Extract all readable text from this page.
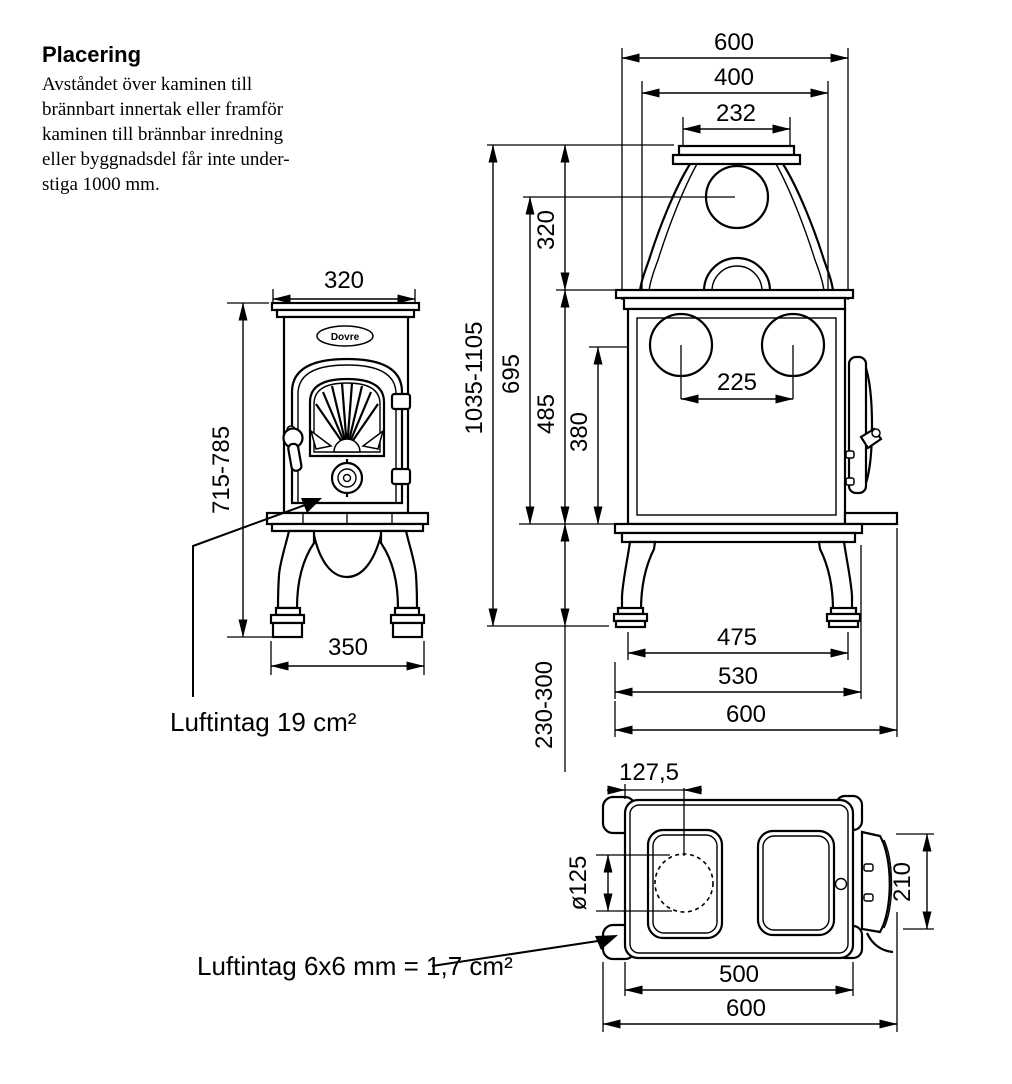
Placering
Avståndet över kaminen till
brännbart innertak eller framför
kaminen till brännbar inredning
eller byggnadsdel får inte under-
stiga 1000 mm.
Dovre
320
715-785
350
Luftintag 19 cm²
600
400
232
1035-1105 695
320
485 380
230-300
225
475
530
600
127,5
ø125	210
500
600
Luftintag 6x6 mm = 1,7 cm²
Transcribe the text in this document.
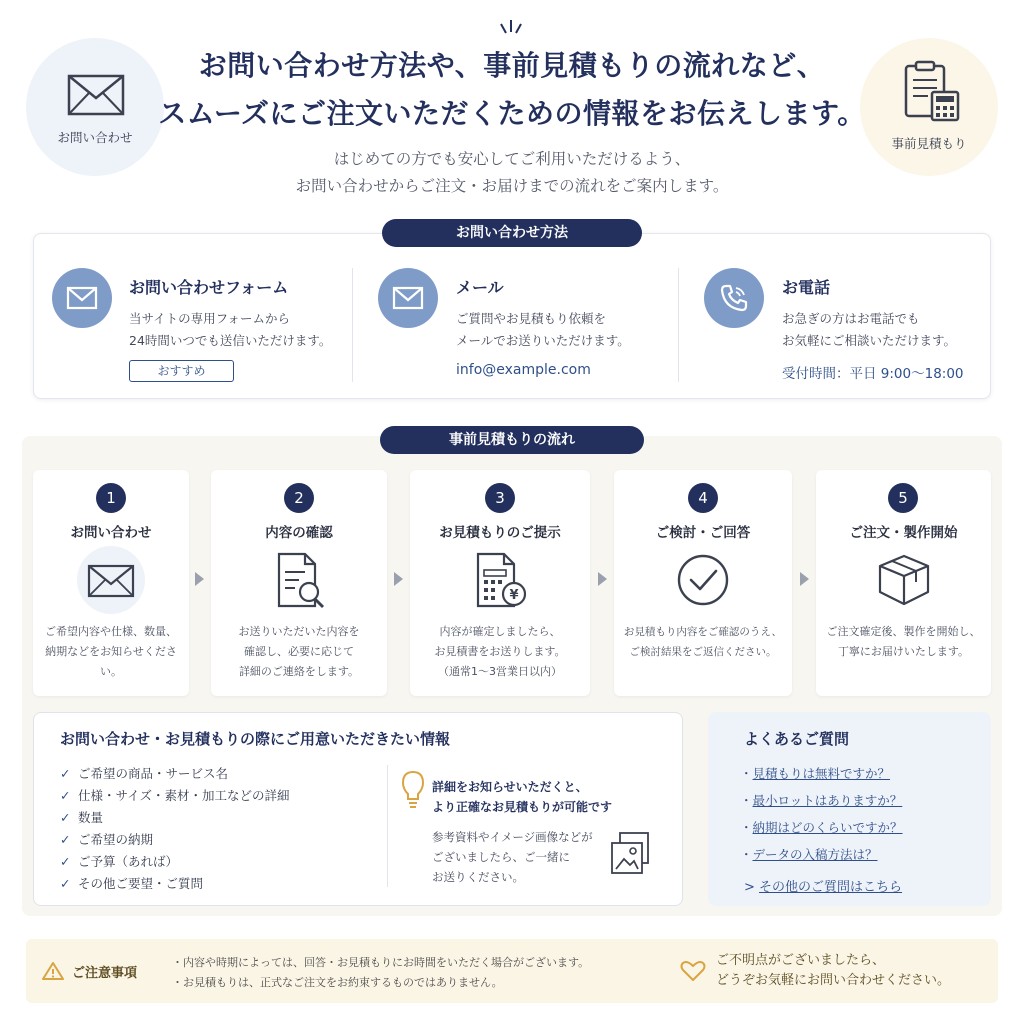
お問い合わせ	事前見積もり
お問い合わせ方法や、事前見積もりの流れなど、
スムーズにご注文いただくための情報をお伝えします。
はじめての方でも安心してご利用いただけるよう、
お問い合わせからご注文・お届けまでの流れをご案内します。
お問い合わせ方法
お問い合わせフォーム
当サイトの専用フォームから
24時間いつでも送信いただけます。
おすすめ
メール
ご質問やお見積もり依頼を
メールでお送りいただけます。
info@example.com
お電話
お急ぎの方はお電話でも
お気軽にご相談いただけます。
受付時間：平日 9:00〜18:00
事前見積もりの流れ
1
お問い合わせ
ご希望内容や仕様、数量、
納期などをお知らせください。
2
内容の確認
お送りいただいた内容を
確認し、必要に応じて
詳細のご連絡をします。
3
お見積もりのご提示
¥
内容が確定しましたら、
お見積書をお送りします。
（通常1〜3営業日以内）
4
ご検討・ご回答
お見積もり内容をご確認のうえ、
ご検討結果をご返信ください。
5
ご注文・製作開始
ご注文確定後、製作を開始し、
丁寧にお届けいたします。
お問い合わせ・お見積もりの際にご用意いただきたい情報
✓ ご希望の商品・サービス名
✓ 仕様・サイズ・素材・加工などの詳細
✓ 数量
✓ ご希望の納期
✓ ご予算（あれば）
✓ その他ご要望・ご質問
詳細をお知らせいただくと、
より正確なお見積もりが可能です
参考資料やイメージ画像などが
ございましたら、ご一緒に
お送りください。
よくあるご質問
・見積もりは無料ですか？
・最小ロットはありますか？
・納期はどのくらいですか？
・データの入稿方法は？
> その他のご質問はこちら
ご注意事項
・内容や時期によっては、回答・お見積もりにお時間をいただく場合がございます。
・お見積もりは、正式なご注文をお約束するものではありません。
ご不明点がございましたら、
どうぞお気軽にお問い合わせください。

───

## Exercise goal
Every record above should be written out again without change, except that the pictures are left out.

## Solution to this exercise
Extract all readable text from this page.
Placering
Avståndet över kaminen till
brännbart innertak eller framför
kaminen till brännbar inredning
eller byggnadsdel får inte under-
stiga 1000 mm.
Dovre
320
715-785
350
Luftintag 19 cm²
600
400
232
1035-1105 695
320
485 380
230-300
225
475
530
600
127,5
ø125	210
500
600
Luftintag 6x6 mm = 1,7 cm²
Transcribe the text in this document.
お問い合わせ	事前見積もり
お問い合わせ方法や、事前見積もりの流れなど、
スムーズにご注文いただくための情報をお伝えします。
はじめての方でも安心してご利用いただけるよう、
お問い合わせからご注文・お届けまでの流れをご案内します。
お問い合わせ方法
お問い合わせフォーム
当サイトの専用フォームから
24時間いつでも送信いただけます。
おすすめ
メール
ご質問やお見積もり依頼を
メールでお送りいただけます。
info@example.com
お電話
お急ぎの方はお電話でも
お気軽にご相談いただけます。
受付時間：平日 9:00〜18:00
事前見積もりの流れ
1
お問い合わせ
ご希望内容や仕様、数量、
納期などをお知らせください。
2
内容の確認
お送りいただいた内容を
確認し、必要に応じて
詳細のご連絡をします。
3
お見積もりのご提示
¥
内容が確定しましたら、
お見積書をお送りします。
（通常1〜3営業日以内）
4
ご検討・ご回答
お見積もり内容をご確認のうえ、
ご検討結果をご返信ください。
5
ご注文・製作開始
ご注文確定後、製作を開始し、
丁寧にお届けいたします。
お問い合わせ・お見積もりの際にご用意いただきたい情報
✓ ご希望の商品・サービス名
✓ 仕様・サイズ・素材・加工などの詳細
✓ 数量
✓ ご希望の納期
✓ ご予算（あれば）
✓ その他ご要望・ご質問
詳細をお知らせいただくと、
より正確なお見積もりが可能です
参考資料やイメージ画像などが
ございましたら、ご一緒に
お送りください。
よくあるご質問
・見積もりは無料ですか？
・最小ロットはありますか？
・納期はどのくらいですか？
・データの入稿方法は？
> その他のご質問はこちら
ご注意事項
・内容や時期によっては、回答・お見積もりにお時間をいただく場合がございます。
・お見積もりは、正式なご注文をお約束するものではありません。
ご不明点がございましたら、
どうぞお気軽にお問い合わせください。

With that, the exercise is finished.